▶ Extracted records
:::
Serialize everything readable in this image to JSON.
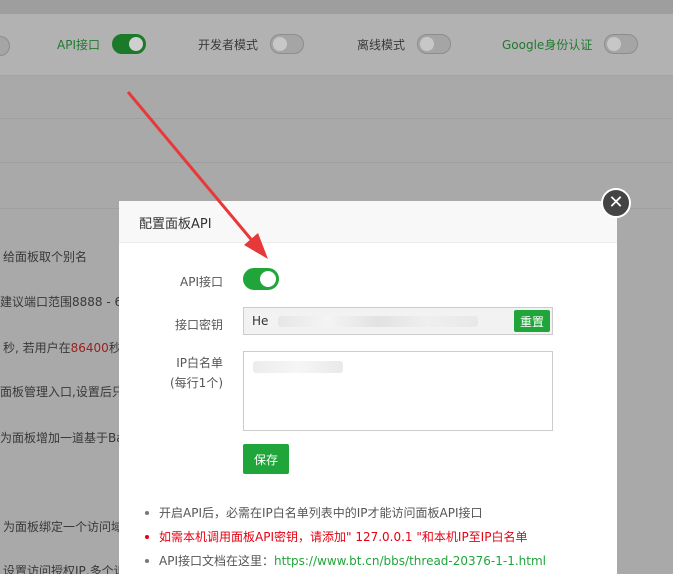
{
  "background": {
    "toggles": [
      {
        "label": "API接口",
        "state": "on"
      },
      {
        "label": "开发者模式",
        "state": "off"
      },
      {
        "label": "离线模式",
        "state": "off"
      },
      {
        "label": "Google身份认证",
        "state": "off"
      }
    ],
    "rows": [
      {
        "text": "给面板取个别名"
      },
      {
        "text": "建议端口范围8888 - 6"
      },
      {
        "text_before": "秒, 若用户在",
        "highlight": "86400",
        "text_after": "秒"
      },
      {
        "text": "面板管理入口,设置后只"
      },
      {
        "text": "为面板增加一道基于Ba"
      },
      {
        "text": "为面板绑定一个访问域"
      },
      {
        "text": "设置访问授权IP,多个请"
      }
    ]
  },
  "modal": {
    "title": "配置面板API",
    "close_icon": "close-icon",
    "api_label": "API接口",
    "api_state": "on",
    "key_label": "接口密钥",
    "key_value_visible": "He",
    "reset_label": "重置",
    "ip_label_line1": "IP白名单",
    "ip_label_line2": "(每行1个)",
    "save_label": "保存",
    "notes": [
      {
        "text": "开启API后，必需在IP白名单列表中的IP才能访问面板API接口",
        "style": "normal"
      },
      {
        "text": "如需本机调用面板API密钥，请添加\" 127.0.0.1 \"和本机IP至IP白名单",
        "style": "red"
      },
      {
        "text_before": "API接口文档在这里：",
        "link": "https://www.bt.cn/bbs/thread-20376-1-1.html",
        "style": "normal"
      }
    ]
  },
  "colors": {
    "accent": "#20a53a",
    "warning": "#e60012",
    "arrow": "#e8393a"
  }
}
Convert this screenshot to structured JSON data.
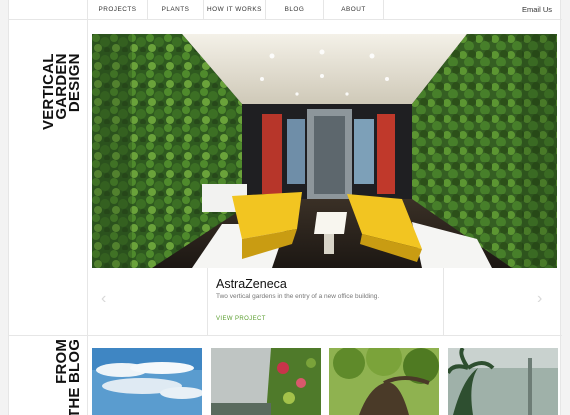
{
  "nav": {
    "items": [
      "PROJECTS",
      "PLANTS",
      "HOW IT WORKS",
      "BLOG",
      "ABOUT"
    ],
    "email": "Email Us"
  },
  "side": {
    "brand_lines": [
      "VERTICAL",
      "GARDEN",
      "DESIGN"
    ],
    "blog_lines": [
      "FROM",
      "THE BLOG"
    ]
  },
  "project": {
    "title": "AstraZeneca",
    "description": "Two vertical gardens in the entry of a new office building.",
    "link": "VIEW PROJECT"
  },
  "arrows": {
    "prev": "‹",
    "next": "›"
  },
  "colors": {
    "accent": "#5a9e2f",
    "sofa": "#f2c521",
    "foliage": "#3e6b27"
  },
  "blog": {
    "thumbnails": [
      "sky-clouds",
      "green-wall-building",
      "tree-canopy",
      "palm-forest"
    ]
  }
}
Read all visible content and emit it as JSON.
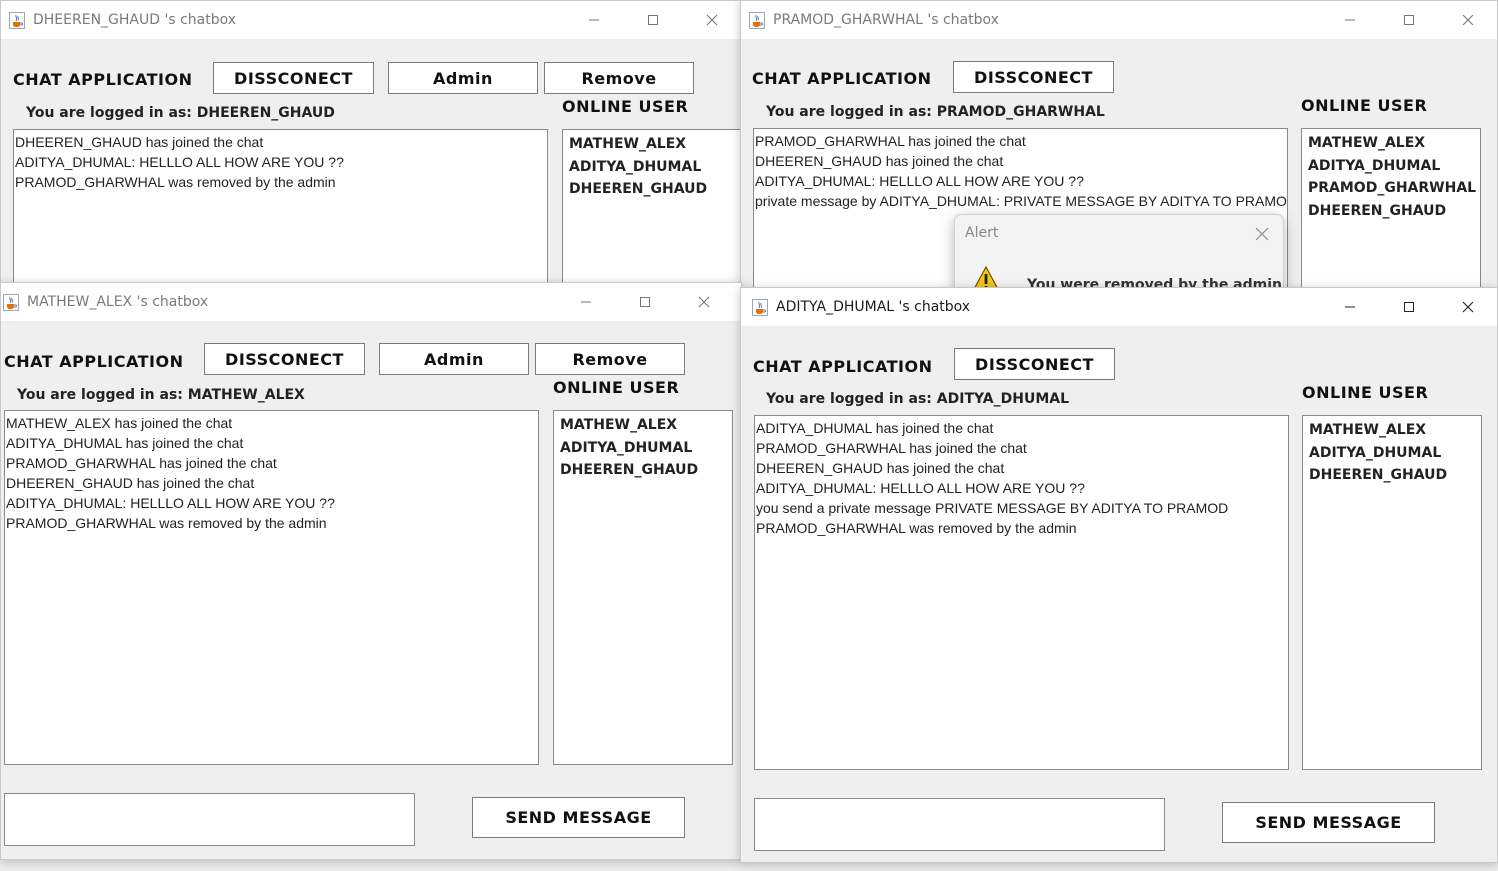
{
  "windows": {
    "dheeren": {
      "title": "DHEEREN_GHAUD 's chatbox",
      "app_title": "CHAT APPLICATION",
      "disconnect_label": "DISSCONECT",
      "admin_label": "Admin",
      "remove_label": "Remove",
      "online_label": "ONLINE USER",
      "logged_in": "You are logged in as: DHEEREN_GHAUD",
      "messages": [
        "DHEEREN_GHAUD has joined the chat",
        "ADITYA_DHUMAL: HELLLO ALL HOW ARE YOU ??",
        "PRAMOD_GHARWHAL was removed by the admin"
      ],
      "online_users": [
        "MATHEW_ALEX",
        "ADITYA_DHUMAL",
        "DHEEREN_GHAUD"
      ]
    },
    "pramod": {
      "title": "PRAMOD_GHARWHAL 's chatbox",
      "app_title": "CHAT APPLICATION",
      "disconnect_label": "DISSCONECT",
      "online_label": "ONLINE USER",
      "logged_in": "You are logged in as: PRAMOD_GHARWHAL",
      "messages": [
        "PRAMOD_GHARWHAL has joined the chat",
        "DHEEREN_GHAUD has joined the chat",
        "ADITYA_DHUMAL: HELLLO ALL HOW ARE YOU ??",
        "private message by ADITYA_DHUMAL: PRIVATE MESSAGE BY ADITYA TO PRAMOD"
      ],
      "online_users": [
        "MATHEW_ALEX",
        "ADITYA_DHUMAL",
        "PRAMOD_GHARWHAL",
        "DHEEREN_GHAUD"
      ]
    },
    "mathew": {
      "title": "MATHEW_ALEX 's chatbox",
      "app_title": "CHAT APPLICATION",
      "disconnect_label": "DISSCONECT",
      "admin_label": "Admin",
      "remove_label": "Remove",
      "online_label": "ONLINE USER",
      "logged_in": "You are logged in as: MATHEW_ALEX",
      "messages": [
        "MATHEW_ALEX has joined the chat",
        "ADITYA_DHUMAL has joined the chat",
        "PRAMOD_GHARWHAL has joined the chat",
        "DHEEREN_GHAUD has joined the chat",
        "ADITYA_DHUMAL: HELLLO ALL HOW ARE YOU ??",
        "PRAMOD_GHARWHAL was removed by the admin"
      ],
      "online_users": [
        "MATHEW_ALEX",
        "ADITYA_DHUMAL",
        "DHEEREN_GHAUD"
      ],
      "send_label": "SEND MESSAGE",
      "input_value": ""
    },
    "aditya": {
      "title": "ADITYA_DHUMAL 's chatbox",
      "app_title": "CHAT APPLICATION",
      "disconnect_label": "DISSCONECT",
      "online_label": "ONLINE USER",
      "logged_in": "You are logged in as: ADITYA_DHUMAL",
      "messages": [
        "ADITYA_DHUMAL has joined the chat",
        "PRAMOD_GHARWHAL has joined the chat",
        "DHEEREN_GHAUD has joined the chat",
        "ADITYA_DHUMAL: HELLLO ALL HOW ARE YOU ??",
        "you send a private message  PRIVATE MESSAGE BY ADITYA TO PRAMOD",
        "PRAMOD_GHARWHAL was removed by the admin"
      ],
      "online_users": [
        "MATHEW_ALEX",
        "ADITYA_DHUMAL",
        "DHEEREN_GHAUD"
      ],
      "send_label": "SEND MESSAGE",
      "input_value": ""
    }
  },
  "alert": {
    "title": "Alert",
    "message": "You were removed by the admin",
    "icon": "warning-icon"
  },
  "icons": {
    "app": "java-cup-icon",
    "minimize": "minimize-icon",
    "maximize": "maximize-icon",
    "close": "close-icon"
  }
}
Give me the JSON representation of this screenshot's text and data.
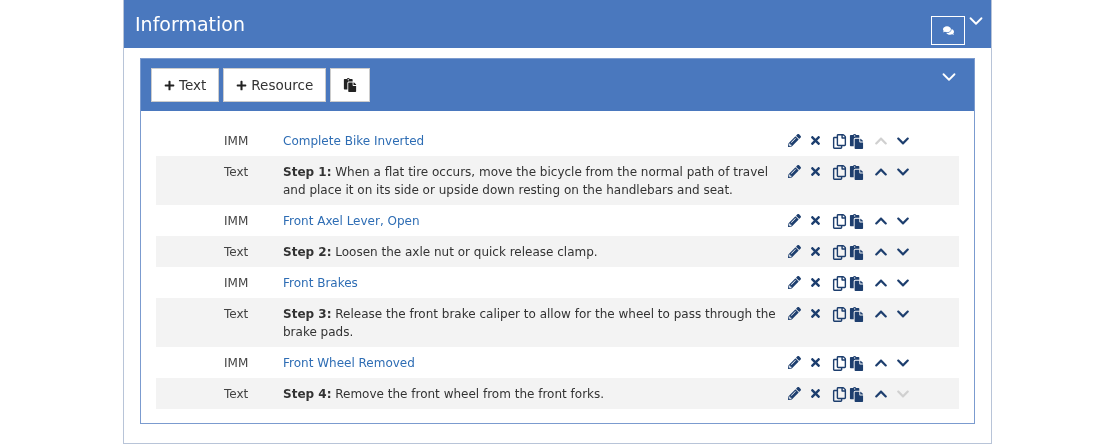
:::
▶ WRITTEN PROBLEM
Transcribe all of the material exactly, leaving out whatever pictures it contains.

▶ SOLUTION TO THIS EXERCISE
Serialize everything readable in this image to JSON.
{
  "background": {
    "toggles": [
      {
        "label": "API接口",
        "state": "on"
      },
      {
        "label": "开发者模式",
        "state": "off"
      },
      {
        "label": "离线模式",
        "state": "off"
      },
      {
        "label": "Google身份认证",
        "state": "off"
      }
    ],
    "rows": [
      {
        "text": "给面板取个别名"
      },
      {
        "text": "建议端口范围8888 - 6"
      },
      {
        "text_before": "秒, 若用户在",
        "highlight": "86400",
        "text_after": "秒"
      },
      {
        "text": "面板管理入口,设置后只"
      },
      {
        "text": "为面板增加一道基于Ba"
      },
      {
        "text": "为面板绑定一个访问域"
      },
      {
        "text": "设置访问授权IP,多个请"
      }
    ]
  },
  "modal": {
    "title": "配置面板API",
    "close_icon": "close-icon",
    "api_label": "API接口",
    "api_state": "on",
    "key_label": "接口密钥",
    "key_value_visible": "He",
    "reset_label": "重置",
    "ip_label_line1": "IP白名单",
    "ip_label_line2": "(每行1个)",
    "save_label": "保存",
    "notes": [
      {
        "text": "开启API后，必需在IP白名单列表中的IP才能访问面板API接口",
        "style": "normal"
      },
      {
        "text": "如需本机调用面板API密钥，请添加\" 127.0.0.1 \"和本机IP至IP白名单",
        "style": "red"
      },
      {
        "text_before": "API接口文档在这里：",
        "link": "https://www.bt.cn/bbs/thread-20376-1-1.html",
        "style": "normal"
      }
    ]
  },
  "colors": {
    "accent": "#20a53a",
    "warning": "#e60012",
    "arrow": "#e8393a"
  }
}
Convert this screenshot to structured JSON data.
{
  "nav": {
    "items": [
      "PROJECTS",
      "PLANTS",
      "HOW IT WORKS",
      "BLOG",
      "ABOUT"
    ],
    "email": "Email Us"
  },
  "side": {
    "brand_lines": [
      "VERTICAL",
      "GARDEN",
      "DESIGN"
    ],
    "blog_lines": [
      "FROM",
      "THE BLOG"
    ]
  },
  "project": {
    "title": "AstraZeneca",
    "description": "Two vertical gardens in the entry of a new office building.",
    "link": "VIEW PROJECT"
  },
  "arrows": {
    "prev": "‹",
    "next": "›"
  },
  "colors": {
    "accent": "#5a9e2f",
    "sofa": "#f2c521",
    "foliage": "#3e6b27"
  },
  "blog": {
    "thumbnails": [
      "sky-clouds",
      "green-wall-building",
      "tree-canopy",
      "palm-forest"
    ]
  }
}
Read all visible content and emit it as JSON.
{
  "windows": {
    "dheeren": {
      "title": "DHEEREN_GHAUD 's chatbox",
      "app_title": "CHAT APPLICATION",
      "disconnect_label": "DISSCONECT",
      "admin_label": "Admin",
      "remove_label": "Remove",
      "online_label": "ONLINE USER",
      "logged_in": "You are logged in as: DHEEREN_GHAUD",
      "messages": [
        "DHEEREN_GHAUD has joined the chat",
        "ADITYA_DHUMAL: HELLLO ALL HOW ARE YOU ??",
        "PRAMOD_GHARWHAL was removed by the admin"
      ],
      "online_users": [
        "MATHEW_ALEX",
        "ADITYA_DHUMAL",
        "DHEEREN_GHAUD"
      ]
    },
    "pramod": {
      "title": "PRAMOD_GHARWHAL 's chatbox",
      "app_title": "CHAT APPLICATION",
      "disconnect_label": "DISSCONECT",
      "online_label": "ONLINE USER",
      "logged_in": "You are logged in as: PRAMOD_GHARWHAL",
      "messages": [
        "PRAMOD_GHARWHAL has joined the chat",
        "DHEEREN_GHAUD has joined the chat",
        "ADITYA_DHUMAL: HELLLO ALL HOW ARE YOU ??",
        "private message by ADITYA_DHUMAL: PRIVATE MESSAGE BY ADITYA TO PRAMOD"
      ],
      "online_users": [
        "MATHEW_ALEX",
        "ADITYA_DHUMAL",
        "PRAMOD_GHARWHAL",
        "DHEEREN_GHAUD"
      ]
    },
    "mathew": {
      "title": "MATHEW_ALEX 's chatbox",
      "app_title": "CHAT APPLICATION",
      "disconnect_label": "DISSCONECT",
      "admin_label": "Admin",
      "remove_label": "Remove",
      "online_label": "ONLINE USER",
      "logged_in": "You are logged in as: MATHEW_ALEX",
      "messages": [
        "MATHEW_ALEX has joined the chat",
        "ADITYA_DHUMAL has joined the chat",
        "PRAMOD_GHARWHAL has joined the chat",
        "DHEEREN_GHAUD has joined the chat",
        "ADITYA_DHUMAL: HELLLO ALL HOW ARE YOU ??",
        "PRAMOD_GHARWHAL was removed by the admin"
      ],
      "online_users": [
        "MATHEW_ALEX",
        "ADITYA_DHUMAL",
        "DHEEREN_GHAUD"
      ],
      "send_label": "SEND MESSAGE",
      "input_value": ""
    },
    "aditya": {
      "title": "ADITYA_DHUMAL 's chatbox",
      "app_title": "CHAT APPLICATION",
      "disconnect_label": "DISSCONECT",
      "online_label": "ONLINE USER",
      "logged_in": "You are logged in as: ADITYA_DHUMAL",
      "messages": [
        "ADITYA_DHUMAL has joined the chat",
        "PRAMOD_GHARWHAL has joined the chat",
        "DHEEREN_GHAUD has joined the chat",
        "ADITYA_DHUMAL: HELLLO ALL HOW ARE YOU ??",
        "you send a private message  PRIVATE MESSAGE BY ADITYA TO PRAMOD",
        "PRAMOD_GHARWHAL was removed by the admin"
      ],
      "online_users": [
        "MATHEW_ALEX",
        "ADITYA_DHUMAL",
        "DHEEREN_GHAUD"
      ],
      "send_label": "SEND MESSAGE",
      "input_value": ""
    }
  },
  "alert": {
    "title": "Alert",
    "message": "You were removed by the admin",
    "icon": "warning-icon"
  },
  "icons": {
    "app": "java-cup-icon",
    "minimize": "minimize-icon",
    "maximize": "maximize-icon",
    "close": "close-icon"
  }
}
Give me the JSON representation of this screenshot's text and data.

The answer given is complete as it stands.